Challenge:
Write out every entry, unchanged. Skip any picture.

Data excerpts:

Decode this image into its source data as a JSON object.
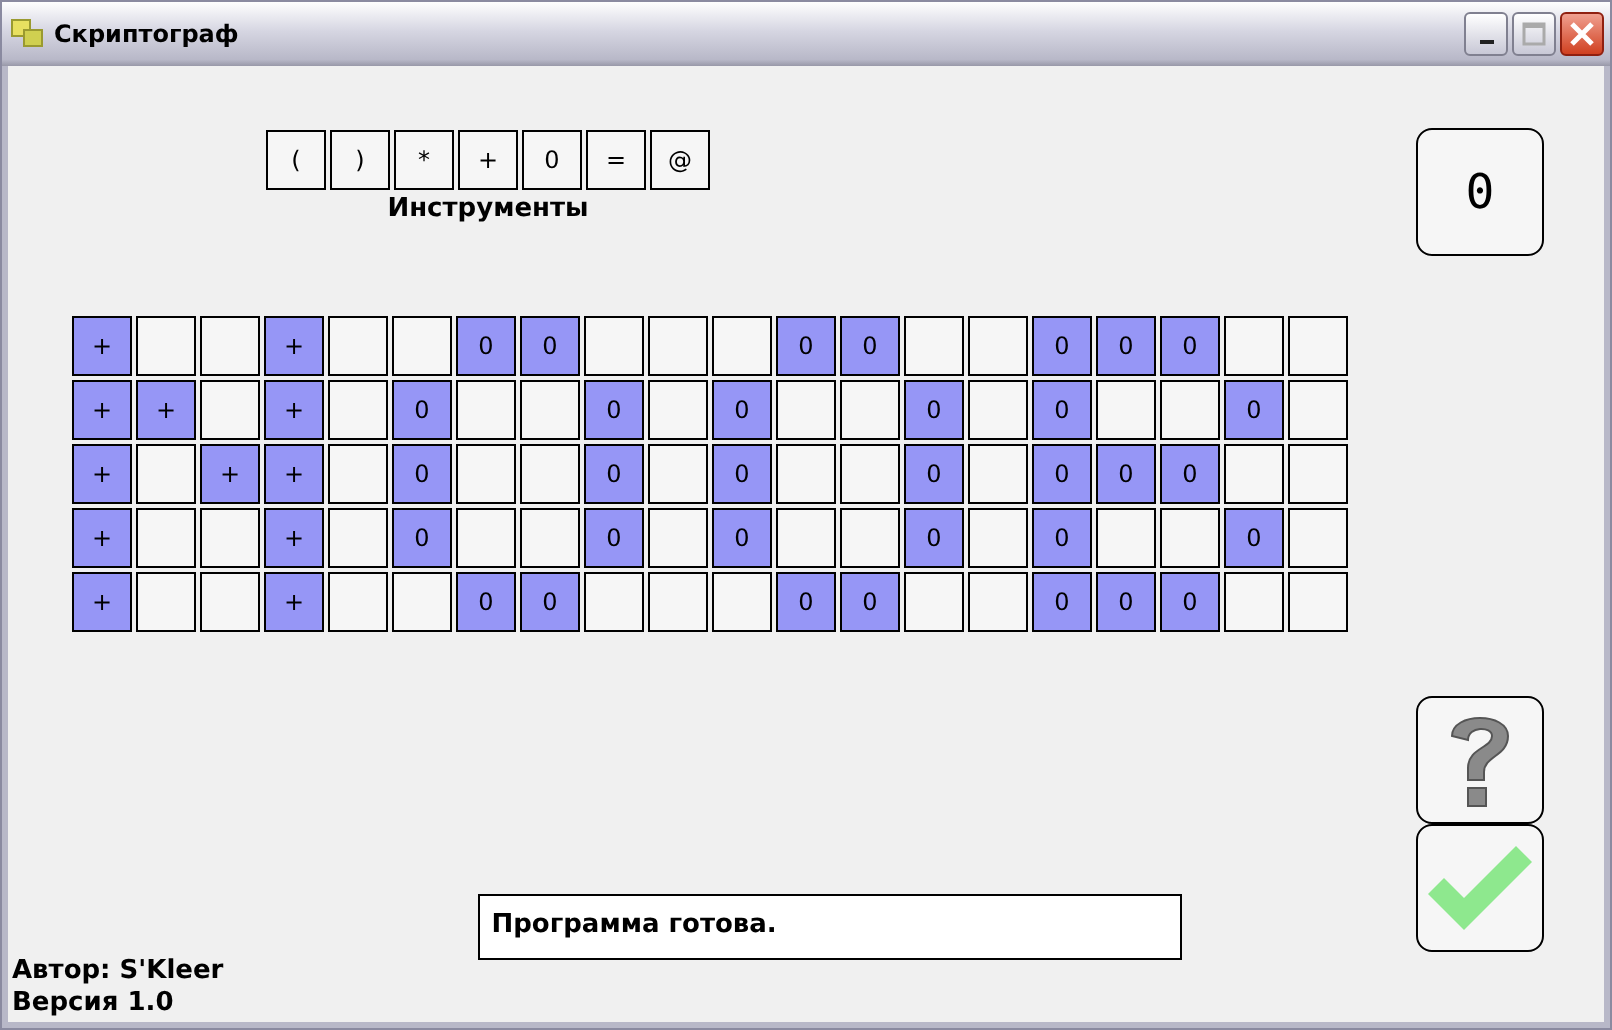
{
  "window": {
    "title": "Скриптограф"
  },
  "tools": {
    "items": [
      "(",
      ")",
      "*",
      "+",
      "0",
      "=",
      "@"
    ],
    "label": "Инструменты"
  },
  "counter": "0",
  "grid": [
    [
      {
        "filled": true,
        "text": "+"
      },
      {
        "filled": false
      },
      {
        "filled": false
      },
      {
        "filled": true,
        "text": "+"
      },
      {
        "filled": false
      },
      {
        "filled": false
      },
      {
        "filled": true,
        "text": "0"
      },
      {
        "filled": true,
        "text": "0"
      },
      {
        "filled": false
      },
      {
        "filled": false
      },
      {
        "filled": false
      },
      {
        "filled": true,
        "text": "0"
      },
      {
        "filled": true,
        "text": "0"
      },
      {
        "filled": false
      },
      {
        "filled": false
      },
      {
        "filled": true,
        "text": "0"
      },
      {
        "filled": true,
        "text": "0"
      },
      {
        "filled": true,
        "text": "0"
      },
      {
        "filled": false
      },
      {
        "filled": false
      }
    ],
    [
      {
        "filled": true,
        "text": "+"
      },
      {
        "filled": true,
        "text": "+"
      },
      {
        "filled": false
      },
      {
        "filled": true,
        "text": "+"
      },
      {
        "filled": false
      },
      {
        "filled": true,
        "text": "0"
      },
      {
        "filled": false
      },
      {
        "filled": false
      },
      {
        "filled": true,
        "text": "0"
      },
      {
        "filled": false
      },
      {
        "filled": true,
        "text": "0"
      },
      {
        "filled": false
      },
      {
        "filled": false
      },
      {
        "filled": true,
        "text": "0"
      },
      {
        "filled": false
      },
      {
        "filled": true,
        "text": "0"
      },
      {
        "filled": false
      },
      {
        "filled": false
      },
      {
        "filled": true,
        "text": "0"
      },
      {
        "filled": false
      }
    ],
    [
      {
        "filled": true,
        "text": "+"
      },
      {
        "filled": false
      },
      {
        "filled": true,
        "text": "+"
      },
      {
        "filled": true,
        "text": "+"
      },
      {
        "filled": false
      },
      {
        "filled": true,
        "text": "0"
      },
      {
        "filled": false
      },
      {
        "filled": false
      },
      {
        "filled": true,
        "text": "0"
      },
      {
        "filled": false
      },
      {
        "filled": true,
        "text": "0"
      },
      {
        "filled": false
      },
      {
        "filled": false
      },
      {
        "filled": true,
        "text": "0"
      },
      {
        "filled": false
      },
      {
        "filled": true,
        "text": "0"
      },
      {
        "filled": true,
        "text": "0"
      },
      {
        "filled": true,
        "text": "0"
      },
      {
        "filled": false
      },
      {
        "filled": false
      }
    ],
    [
      {
        "filled": true,
        "text": "+"
      },
      {
        "filled": false
      },
      {
        "filled": false
      },
      {
        "filled": true,
        "text": "+"
      },
      {
        "filled": false
      },
      {
        "filled": true,
        "text": "0"
      },
      {
        "filled": false
      },
      {
        "filled": false
      },
      {
        "filled": true,
        "text": "0"
      },
      {
        "filled": false
      },
      {
        "filled": true,
        "text": "0"
      },
      {
        "filled": false
      },
      {
        "filled": false
      },
      {
        "filled": true,
        "text": "0"
      },
      {
        "filled": false
      },
      {
        "filled": true,
        "text": "0"
      },
      {
        "filled": false
      },
      {
        "filled": false
      },
      {
        "filled": true,
        "text": "0"
      },
      {
        "filled": false
      }
    ],
    [
      {
        "filled": true,
        "text": "+"
      },
      {
        "filled": false
      },
      {
        "filled": false
      },
      {
        "filled": true,
        "text": "+"
      },
      {
        "filled": false
      },
      {
        "filled": false
      },
      {
        "filled": true,
        "text": "0"
      },
      {
        "filled": true,
        "text": "0"
      },
      {
        "filled": false
      },
      {
        "filled": false
      },
      {
        "filled": false
      },
      {
        "filled": true,
        "text": "0"
      },
      {
        "filled": true,
        "text": "0"
      },
      {
        "filled": false
      },
      {
        "filled": false
      },
      {
        "filled": true,
        "text": "0"
      },
      {
        "filled": true,
        "text": "0"
      },
      {
        "filled": true,
        "text": "0"
      },
      {
        "filled": false
      },
      {
        "filled": false
      }
    ]
  ],
  "status": "Программа готова.",
  "author": "Автор: S'Kleer",
  "version": "Версия 1.0"
}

Answer in full:
Decode this image into its source data as a JSON object.
{
  "window": {
    "title": "Скриптограф"
  },
  "tools": {
    "items": [
      "(",
      ")",
      "*",
      "+",
      "0",
      "=",
      "@"
    ],
    "label": "Инструменты"
  },
  "counter": "0",
  "grid": [
    [
      {
        "filled": true,
        "text": "+"
      },
      {
        "filled": false
      },
      {
        "filled": false
      },
      {
        "filled": true,
        "text": "+"
      },
      {
        "filled": false
      },
      {
        "filled": false
      },
      {
        "filled": true,
        "text": "0"
      },
      {
        "filled": true,
        "text": "0"
      },
      {
        "filled": false
      },
      {
        "filled": false
      },
      {
        "filled": false
      },
      {
        "filled": true,
        "text": "0"
      },
      {
        "filled": true,
        "text": "0"
      },
      {
        "filled": false
      },
      {
        "filled": false
      },
      {
        "filled": true,
        "text": "0"
      },
      {
        "filled": true,
        "text": "0"
      },
      {
        "filled": true,
        "text": "0"
      },
      {
        "filled": false
      },
      {
        "filled": false
      }
    ],
    [
      {
        "filled": true,
        "text": "+"
      },
      {
        "filled": true,
        "text": "+"
      },
      {
        "filled": false
      },
      {
        "filled": true,
        "text": "+"
      },
      {
        "filled": false
      },
      {
        "filled": true,
        "text": "0"
      },
      {
        "filled": false
      },
      {
        "filled": false
      },
      {
        "filled": true,
        "text": "0"
      },
      {
        "filled": false
      },
      {
        "filled": true,
        "text": "0"
      },
      {
        "filled": false
      },
      {
        "filled": false
      },
      {
        "filled": true,
        "text": "0"
      },
      {
        "filled": false
      },
      {
        "filled": true,
        "text": "0"
      },
      {
        "filled": false
      },
      {
        "filled": false
      },
      {
        "filled": true,
        "text": "0"
      },
      {
        "filled": false
      }
    ],
    [
      {
        "filled": true,
        "text": "+"
      },
      {
        "filled": false
      },
      {
        "filled": true,
        "text": "+"
      },
      {
        "filled": true,
        "text": "+"
      },
      {
        "filled": false
      },
      {
        "filled": true,
        "text": "0"
      },
      {
        "filled": false
      },
      {
        "filled": false
      },
      {
        "filled": true,
        "text": "0"
      },
      {
        "filled": false
      },
      {
        "filled": true,
        "text": "0"
      },
      {
        "filled": false
      },
      {
        "filled": false
      },
      {
        "filled": true,
        "text": "0"
      },
      {
        "filled": false
      },
      {
        "filled": true,
        "text": "0"
      },
      {
        "filled": true,
        "text": "0"
      },
      {
        "filled": true,
        "text": "0"
      },
      {
        "filled": false
      },
      {
        "filled": false
      }
    ],
    [
      {
        "filled": true,
        "text": "+"
      },
      {
        "filled": false
      },
      {
        "filled": false
      },
      {
        "filled": true,
        "text": "+"
      },
      {
        "filled": false
      },
      {
        "filled": true,
        "text": "0"
      },
      {
        "filled": false
      },
      {
        "filled": false
      },
      {
        "filled": true,
        "text": "0"
      },
      {
        "filled": false
      },
      {
        "filled": true,
        "text": "0"
      },
      {
        "filled": false
      },
      {
        "filled": false
      },
      {
        "filled": true,
        "text": "0"
      },
      {
        "filled": false
      },
      {
        "filled": true,
        "text": "0"
      },
      {
        "filled": false
      },
      {
        "filled": false
      },
      {
        "filled": true,
        "text": "0"
      },
      {
        "filled": false
      }
    ],
    [
      {
        "filled": true,
        "text": "+"
      },
      {
        "filled": false
      },
      {
        "filled": false
      },
      {
        "filled": true,
        "text": "+"
      },
      {
        "filled": false
      },
      {
        "filled": false
      },
      {
        "filled": true,
        "text": "0"
      },
      {
        "filled": true,
        "text": "0"
      },
      {
        "filled": false
      },
      {
        "filled": false
      },
      {
        "filled": false
      },
      {
        "filled": true,
        "text": "0"
      },
      {
        "filled": true,
        "text": "0"
      },
      {
        "filled": false
      },
      {
        "filled": false
      },
      {
        "filled": true,
        "text": "0"
      },
      {
        "filled": true,
        "text": "0"
      },
      {
        "filled": true,
        "text": "0"
      },
      {
        "filled": false
      },
      {
        "filled": false
      }
    ]
  ],
  "status": "Программа готова.",
  "author": "Автор: S'Kleer",
  "version": "Версия 1.0"
}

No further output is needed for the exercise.